EXERCISE REQUIREMENTS:
Take every line from the records below that includes the word "Demo".

=====

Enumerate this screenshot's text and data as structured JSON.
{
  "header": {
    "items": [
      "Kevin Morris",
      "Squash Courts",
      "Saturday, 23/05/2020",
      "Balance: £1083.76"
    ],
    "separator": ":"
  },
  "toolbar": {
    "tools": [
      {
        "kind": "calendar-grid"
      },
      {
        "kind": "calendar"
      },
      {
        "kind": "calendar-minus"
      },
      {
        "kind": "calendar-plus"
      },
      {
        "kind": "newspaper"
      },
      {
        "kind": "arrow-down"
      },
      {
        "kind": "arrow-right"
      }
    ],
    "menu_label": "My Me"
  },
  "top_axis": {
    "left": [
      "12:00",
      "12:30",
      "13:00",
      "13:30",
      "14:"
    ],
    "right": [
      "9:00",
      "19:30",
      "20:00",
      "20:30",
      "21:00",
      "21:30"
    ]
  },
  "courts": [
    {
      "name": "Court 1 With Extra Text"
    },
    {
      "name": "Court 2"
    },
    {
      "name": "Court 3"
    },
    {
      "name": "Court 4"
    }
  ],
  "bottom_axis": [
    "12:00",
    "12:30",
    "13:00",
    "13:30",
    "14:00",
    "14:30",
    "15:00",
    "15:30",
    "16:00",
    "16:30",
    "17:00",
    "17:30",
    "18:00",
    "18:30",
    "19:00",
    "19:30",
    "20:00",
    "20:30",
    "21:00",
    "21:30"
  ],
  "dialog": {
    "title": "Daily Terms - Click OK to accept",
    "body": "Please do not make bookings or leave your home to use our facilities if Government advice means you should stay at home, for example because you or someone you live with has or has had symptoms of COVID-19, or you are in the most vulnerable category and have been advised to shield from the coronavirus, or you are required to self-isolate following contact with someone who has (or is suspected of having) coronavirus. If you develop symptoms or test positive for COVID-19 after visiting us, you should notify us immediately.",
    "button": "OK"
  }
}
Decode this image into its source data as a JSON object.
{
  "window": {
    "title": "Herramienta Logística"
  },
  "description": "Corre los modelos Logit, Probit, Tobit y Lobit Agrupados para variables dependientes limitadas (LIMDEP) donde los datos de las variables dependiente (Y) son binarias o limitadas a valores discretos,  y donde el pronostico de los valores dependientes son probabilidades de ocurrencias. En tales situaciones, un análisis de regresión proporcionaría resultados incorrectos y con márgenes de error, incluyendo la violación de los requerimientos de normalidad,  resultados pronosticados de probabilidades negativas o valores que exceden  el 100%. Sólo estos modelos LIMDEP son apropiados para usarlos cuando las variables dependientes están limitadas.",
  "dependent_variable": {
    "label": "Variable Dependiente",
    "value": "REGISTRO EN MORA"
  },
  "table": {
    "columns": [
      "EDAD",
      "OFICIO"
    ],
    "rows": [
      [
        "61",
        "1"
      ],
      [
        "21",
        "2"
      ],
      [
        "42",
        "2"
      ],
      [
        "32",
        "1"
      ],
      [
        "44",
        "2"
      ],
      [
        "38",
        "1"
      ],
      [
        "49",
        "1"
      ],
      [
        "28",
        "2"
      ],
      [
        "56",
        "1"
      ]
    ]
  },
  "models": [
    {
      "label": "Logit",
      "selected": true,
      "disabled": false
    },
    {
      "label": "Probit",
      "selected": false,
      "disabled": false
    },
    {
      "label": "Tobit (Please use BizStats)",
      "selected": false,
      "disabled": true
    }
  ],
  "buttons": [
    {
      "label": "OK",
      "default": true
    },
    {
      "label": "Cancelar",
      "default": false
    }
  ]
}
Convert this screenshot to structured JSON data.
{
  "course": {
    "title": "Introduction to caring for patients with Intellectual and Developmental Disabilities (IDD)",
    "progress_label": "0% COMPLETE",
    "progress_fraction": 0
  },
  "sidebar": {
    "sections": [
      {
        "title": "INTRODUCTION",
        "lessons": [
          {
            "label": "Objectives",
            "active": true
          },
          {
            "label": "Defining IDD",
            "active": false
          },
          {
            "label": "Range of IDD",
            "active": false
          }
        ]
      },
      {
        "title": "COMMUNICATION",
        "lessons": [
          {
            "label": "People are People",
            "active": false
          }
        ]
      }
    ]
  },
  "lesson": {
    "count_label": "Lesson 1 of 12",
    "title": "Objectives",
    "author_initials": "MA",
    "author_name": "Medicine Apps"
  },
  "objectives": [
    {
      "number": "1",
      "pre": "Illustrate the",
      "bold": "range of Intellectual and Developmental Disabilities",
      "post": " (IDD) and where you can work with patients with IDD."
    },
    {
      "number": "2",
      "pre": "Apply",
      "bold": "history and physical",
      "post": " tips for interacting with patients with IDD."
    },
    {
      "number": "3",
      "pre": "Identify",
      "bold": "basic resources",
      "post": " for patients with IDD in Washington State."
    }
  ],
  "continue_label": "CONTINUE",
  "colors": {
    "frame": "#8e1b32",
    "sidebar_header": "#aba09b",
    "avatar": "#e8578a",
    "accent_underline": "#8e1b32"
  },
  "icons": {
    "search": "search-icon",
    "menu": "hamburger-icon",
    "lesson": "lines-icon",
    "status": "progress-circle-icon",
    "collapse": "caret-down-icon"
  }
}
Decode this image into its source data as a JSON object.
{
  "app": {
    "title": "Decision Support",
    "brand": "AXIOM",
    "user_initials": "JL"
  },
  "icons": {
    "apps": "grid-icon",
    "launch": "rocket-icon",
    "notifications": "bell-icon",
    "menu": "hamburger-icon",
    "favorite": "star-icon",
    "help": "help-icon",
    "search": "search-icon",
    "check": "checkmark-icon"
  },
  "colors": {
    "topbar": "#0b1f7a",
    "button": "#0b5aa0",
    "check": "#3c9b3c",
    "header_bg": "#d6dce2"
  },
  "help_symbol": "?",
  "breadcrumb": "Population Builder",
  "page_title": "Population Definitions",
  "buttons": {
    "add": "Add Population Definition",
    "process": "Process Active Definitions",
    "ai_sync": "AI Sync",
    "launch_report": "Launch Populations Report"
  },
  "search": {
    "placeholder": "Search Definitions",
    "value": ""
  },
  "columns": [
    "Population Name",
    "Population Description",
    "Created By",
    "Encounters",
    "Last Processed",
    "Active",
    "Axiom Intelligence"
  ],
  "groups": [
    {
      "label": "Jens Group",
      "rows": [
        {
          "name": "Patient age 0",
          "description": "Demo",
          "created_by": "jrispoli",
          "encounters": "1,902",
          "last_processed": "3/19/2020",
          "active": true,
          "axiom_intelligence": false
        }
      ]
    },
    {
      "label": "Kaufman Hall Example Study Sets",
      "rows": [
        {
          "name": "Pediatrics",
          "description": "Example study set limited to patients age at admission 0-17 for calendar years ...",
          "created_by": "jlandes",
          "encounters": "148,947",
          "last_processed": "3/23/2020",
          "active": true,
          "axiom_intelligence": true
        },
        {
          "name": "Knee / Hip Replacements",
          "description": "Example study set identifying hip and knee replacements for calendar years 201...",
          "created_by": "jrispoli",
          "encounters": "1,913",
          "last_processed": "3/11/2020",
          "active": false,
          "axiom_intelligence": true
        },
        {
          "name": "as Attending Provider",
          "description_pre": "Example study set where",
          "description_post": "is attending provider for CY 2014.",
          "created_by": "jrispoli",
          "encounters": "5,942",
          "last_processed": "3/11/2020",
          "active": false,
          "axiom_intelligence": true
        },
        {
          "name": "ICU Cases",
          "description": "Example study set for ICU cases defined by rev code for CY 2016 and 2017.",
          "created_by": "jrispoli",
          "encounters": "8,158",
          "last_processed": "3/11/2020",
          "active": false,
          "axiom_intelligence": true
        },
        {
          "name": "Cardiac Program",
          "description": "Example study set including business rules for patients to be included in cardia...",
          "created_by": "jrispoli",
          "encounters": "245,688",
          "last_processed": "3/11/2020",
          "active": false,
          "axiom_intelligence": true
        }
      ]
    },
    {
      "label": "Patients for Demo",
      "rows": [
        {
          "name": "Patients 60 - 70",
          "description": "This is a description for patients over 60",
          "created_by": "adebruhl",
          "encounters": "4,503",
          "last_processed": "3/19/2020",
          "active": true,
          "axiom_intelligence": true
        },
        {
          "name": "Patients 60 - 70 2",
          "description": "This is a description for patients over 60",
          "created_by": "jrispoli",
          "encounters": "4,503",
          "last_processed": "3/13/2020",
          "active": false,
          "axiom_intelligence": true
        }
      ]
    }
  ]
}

=====

COMPLETED EXERCISE:
          "description": "Demo",
      "label": "Patients for Demo",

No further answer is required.